(Dataset items)
########

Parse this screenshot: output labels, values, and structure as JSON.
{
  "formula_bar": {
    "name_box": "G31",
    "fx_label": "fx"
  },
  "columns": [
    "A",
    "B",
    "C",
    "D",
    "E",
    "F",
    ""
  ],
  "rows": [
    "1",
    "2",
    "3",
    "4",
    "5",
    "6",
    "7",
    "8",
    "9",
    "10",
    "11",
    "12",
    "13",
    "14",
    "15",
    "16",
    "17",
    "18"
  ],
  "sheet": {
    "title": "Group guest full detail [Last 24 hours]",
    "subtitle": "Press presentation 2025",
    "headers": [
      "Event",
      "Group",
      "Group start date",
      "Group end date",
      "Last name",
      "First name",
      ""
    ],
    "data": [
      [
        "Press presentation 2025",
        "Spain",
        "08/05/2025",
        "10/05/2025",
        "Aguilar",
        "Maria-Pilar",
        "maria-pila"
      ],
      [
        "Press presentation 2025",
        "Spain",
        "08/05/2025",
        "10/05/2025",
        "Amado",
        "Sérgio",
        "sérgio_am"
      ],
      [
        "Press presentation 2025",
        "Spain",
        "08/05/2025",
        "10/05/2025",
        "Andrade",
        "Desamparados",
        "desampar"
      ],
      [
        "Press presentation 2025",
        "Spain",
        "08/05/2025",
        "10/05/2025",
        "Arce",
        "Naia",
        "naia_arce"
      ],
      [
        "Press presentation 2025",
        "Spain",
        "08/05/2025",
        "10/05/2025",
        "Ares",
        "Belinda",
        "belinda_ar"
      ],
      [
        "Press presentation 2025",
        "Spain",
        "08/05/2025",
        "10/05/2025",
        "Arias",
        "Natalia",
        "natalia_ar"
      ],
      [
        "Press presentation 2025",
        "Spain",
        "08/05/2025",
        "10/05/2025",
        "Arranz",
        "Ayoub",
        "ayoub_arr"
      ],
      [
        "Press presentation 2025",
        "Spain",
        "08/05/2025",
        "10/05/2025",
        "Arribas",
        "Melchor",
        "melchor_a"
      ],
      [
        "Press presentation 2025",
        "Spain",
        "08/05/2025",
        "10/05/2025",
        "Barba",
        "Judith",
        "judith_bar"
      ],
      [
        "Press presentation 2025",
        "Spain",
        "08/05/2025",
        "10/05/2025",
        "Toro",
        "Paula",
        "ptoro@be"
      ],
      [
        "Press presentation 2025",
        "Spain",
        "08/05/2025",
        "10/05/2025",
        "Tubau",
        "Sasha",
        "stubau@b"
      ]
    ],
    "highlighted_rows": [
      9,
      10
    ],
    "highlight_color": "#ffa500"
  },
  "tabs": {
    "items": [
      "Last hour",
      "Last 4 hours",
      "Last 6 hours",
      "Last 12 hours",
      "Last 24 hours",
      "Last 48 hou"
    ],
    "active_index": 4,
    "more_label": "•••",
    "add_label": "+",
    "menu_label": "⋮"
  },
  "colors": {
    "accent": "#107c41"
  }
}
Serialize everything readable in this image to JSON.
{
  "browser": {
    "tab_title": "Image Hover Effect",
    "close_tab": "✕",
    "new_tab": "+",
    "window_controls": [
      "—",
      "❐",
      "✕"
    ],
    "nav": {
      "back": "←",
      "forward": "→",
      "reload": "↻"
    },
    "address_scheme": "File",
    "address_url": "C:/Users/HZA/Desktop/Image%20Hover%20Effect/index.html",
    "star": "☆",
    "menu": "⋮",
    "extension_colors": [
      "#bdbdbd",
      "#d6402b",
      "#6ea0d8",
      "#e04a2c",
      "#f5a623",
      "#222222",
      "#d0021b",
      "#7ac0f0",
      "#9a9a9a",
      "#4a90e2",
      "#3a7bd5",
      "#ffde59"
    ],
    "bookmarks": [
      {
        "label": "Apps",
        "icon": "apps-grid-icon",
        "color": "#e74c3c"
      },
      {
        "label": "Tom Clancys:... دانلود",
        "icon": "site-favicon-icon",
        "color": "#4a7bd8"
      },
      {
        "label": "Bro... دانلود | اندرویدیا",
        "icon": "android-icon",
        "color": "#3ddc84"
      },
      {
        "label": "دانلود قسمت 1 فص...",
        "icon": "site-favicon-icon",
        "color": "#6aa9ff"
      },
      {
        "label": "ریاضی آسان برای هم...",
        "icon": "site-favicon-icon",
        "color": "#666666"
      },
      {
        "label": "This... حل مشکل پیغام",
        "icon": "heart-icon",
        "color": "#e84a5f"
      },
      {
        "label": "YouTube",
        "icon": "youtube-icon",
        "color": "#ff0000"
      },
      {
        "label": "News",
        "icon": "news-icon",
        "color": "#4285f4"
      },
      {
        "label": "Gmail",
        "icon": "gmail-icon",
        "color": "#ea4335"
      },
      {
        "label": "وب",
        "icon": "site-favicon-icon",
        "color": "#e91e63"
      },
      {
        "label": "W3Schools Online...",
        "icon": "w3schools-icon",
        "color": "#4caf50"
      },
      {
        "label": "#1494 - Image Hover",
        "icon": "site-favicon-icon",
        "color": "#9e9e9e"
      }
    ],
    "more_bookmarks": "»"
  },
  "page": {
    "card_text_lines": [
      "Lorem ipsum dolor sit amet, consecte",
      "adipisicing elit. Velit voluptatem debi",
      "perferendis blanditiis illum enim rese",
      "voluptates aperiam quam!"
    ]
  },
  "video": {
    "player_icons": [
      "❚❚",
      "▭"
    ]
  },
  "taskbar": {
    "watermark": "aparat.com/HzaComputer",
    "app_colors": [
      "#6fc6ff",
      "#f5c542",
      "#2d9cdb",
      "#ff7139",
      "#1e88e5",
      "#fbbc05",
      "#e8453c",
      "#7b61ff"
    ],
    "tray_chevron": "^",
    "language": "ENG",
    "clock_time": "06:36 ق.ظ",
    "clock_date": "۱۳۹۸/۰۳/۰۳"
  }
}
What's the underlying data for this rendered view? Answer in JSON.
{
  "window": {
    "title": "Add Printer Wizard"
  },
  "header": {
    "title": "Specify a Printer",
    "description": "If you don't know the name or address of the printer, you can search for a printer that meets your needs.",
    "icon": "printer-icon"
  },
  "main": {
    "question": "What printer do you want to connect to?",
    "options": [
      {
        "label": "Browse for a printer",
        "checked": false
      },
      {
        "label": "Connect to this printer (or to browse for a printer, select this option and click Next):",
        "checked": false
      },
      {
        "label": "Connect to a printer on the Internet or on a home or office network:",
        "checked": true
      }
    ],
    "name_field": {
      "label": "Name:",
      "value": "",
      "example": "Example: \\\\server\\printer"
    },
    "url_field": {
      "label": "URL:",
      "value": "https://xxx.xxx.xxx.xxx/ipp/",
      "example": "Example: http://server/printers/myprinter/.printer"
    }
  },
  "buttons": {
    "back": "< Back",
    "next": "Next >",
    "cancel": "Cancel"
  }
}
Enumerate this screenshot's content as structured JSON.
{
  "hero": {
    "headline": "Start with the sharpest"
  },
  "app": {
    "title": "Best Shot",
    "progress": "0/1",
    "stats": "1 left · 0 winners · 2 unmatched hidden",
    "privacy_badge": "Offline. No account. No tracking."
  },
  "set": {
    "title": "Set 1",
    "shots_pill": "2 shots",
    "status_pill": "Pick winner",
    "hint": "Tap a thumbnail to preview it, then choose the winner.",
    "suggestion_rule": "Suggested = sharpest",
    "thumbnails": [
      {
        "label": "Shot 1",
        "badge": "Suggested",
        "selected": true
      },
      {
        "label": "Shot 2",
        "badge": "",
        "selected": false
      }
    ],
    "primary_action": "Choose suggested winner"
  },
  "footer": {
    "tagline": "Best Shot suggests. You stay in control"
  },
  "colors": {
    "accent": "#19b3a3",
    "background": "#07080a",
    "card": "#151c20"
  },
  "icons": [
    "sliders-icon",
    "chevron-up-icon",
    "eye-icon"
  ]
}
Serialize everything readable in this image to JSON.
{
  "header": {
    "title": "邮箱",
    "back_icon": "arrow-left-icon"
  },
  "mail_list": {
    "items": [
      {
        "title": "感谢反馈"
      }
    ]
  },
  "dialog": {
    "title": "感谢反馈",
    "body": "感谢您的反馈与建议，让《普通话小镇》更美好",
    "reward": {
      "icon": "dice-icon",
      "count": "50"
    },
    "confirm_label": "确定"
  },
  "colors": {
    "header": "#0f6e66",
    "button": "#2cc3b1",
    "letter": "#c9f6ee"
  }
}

########

## Exercise prompt:
From the listing above, copy every line that includes the word "hours".

## Output:
    "title": "Group guest full detail [Last 24 hours]",
      "Last 4 hours",
      "Last 6 hours",
      "Last 12 hours",
      "Last 24 hours",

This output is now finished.